— Document segment —
-------
Edwards's use of the word "you" throughout his sermon is the main way he personalizes hell for his audience—but even more so are the ways in which he describes it using vague, yet somehow descriptive, terms.
Take, for example, this section:
Your wickedness makes you as it were heavy as lead, and to tend downwards with great weight and pressure towards hell; and if God should let you go, you would immediately sink and swiftly descend and plunge into the bottomless gulf.
His description of God and of hell as a "bottomless gulf" both captivate and strike a sense of doom into his audience. Because of Edwards's language, the listeners can easily see themselves in this scenario; however, that isn't the only reason. Edwards doesn't describe a specific "wickedness." By saying "your wickedness," he's allowing each member of the audience to imagine their own wrongdoings, their own wicked abilities, which lets them put themselves into this situation.
-------
— Given information —
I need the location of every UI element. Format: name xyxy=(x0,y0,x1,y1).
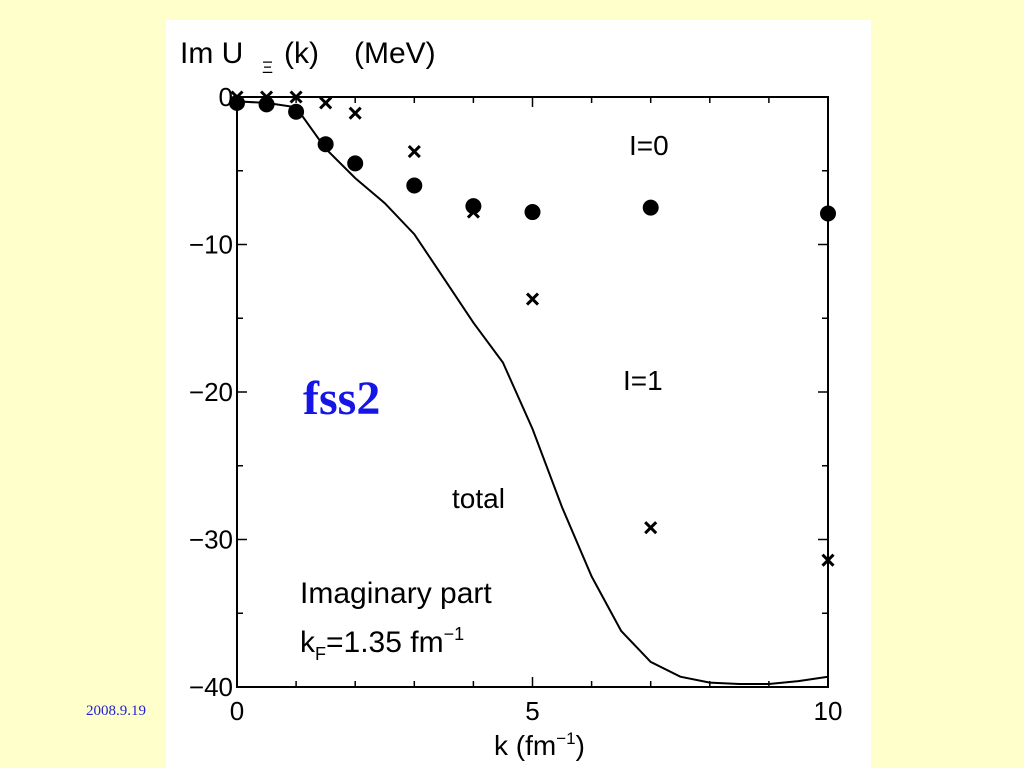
-------
— Set problem 1 —
Can you retype the essay on Edwards's sermon, starting with "Take, for example, this" and going on through "the bottomless gulf."?
— Set problem 2 —
How might the essay on Edwards's sermon go on after its last sentence? Extend it from that point.
None of the data is needed here.

— Expected answer 1 —
Take, for example, this section:
Your wickedness makes you as it were heavy as lead, and to tend downwards with great weight and pressure towards hell; and if God should let you go, you would immediately sink and swiftly descend and plunge into the bottomless gulf.

— Expected answer 2 —
His vague yet descriptive language allows them to vividly see themselves plunging into hell. The same can be said for this section:
And there is no other reason to be given, why you have not dropped into hell since you arose in the morning, but that God’s hand has held you up. There is no other reason to be given why you have not gone to hell, since you have sat here in the house of God, provoking his pure eyes by your sinful wicked manner of attending his solemn worship.
Every person in his audience woke up this morning and can relate, whether they expected to go to hell or not, to the fact that they did not descend into hell overnight. Edwards again does not specify the members' "sinful wicked manner," only lets them imagine and recall what has gone through their heads or what they have done that may provoke the pure eyes of God.
A lot of this personalization does stem from Edwards's use of the word "you," but it's largely because of the "you" combined with his lack of specificity that makes the each member of the audience feel as if this sermon is written for them.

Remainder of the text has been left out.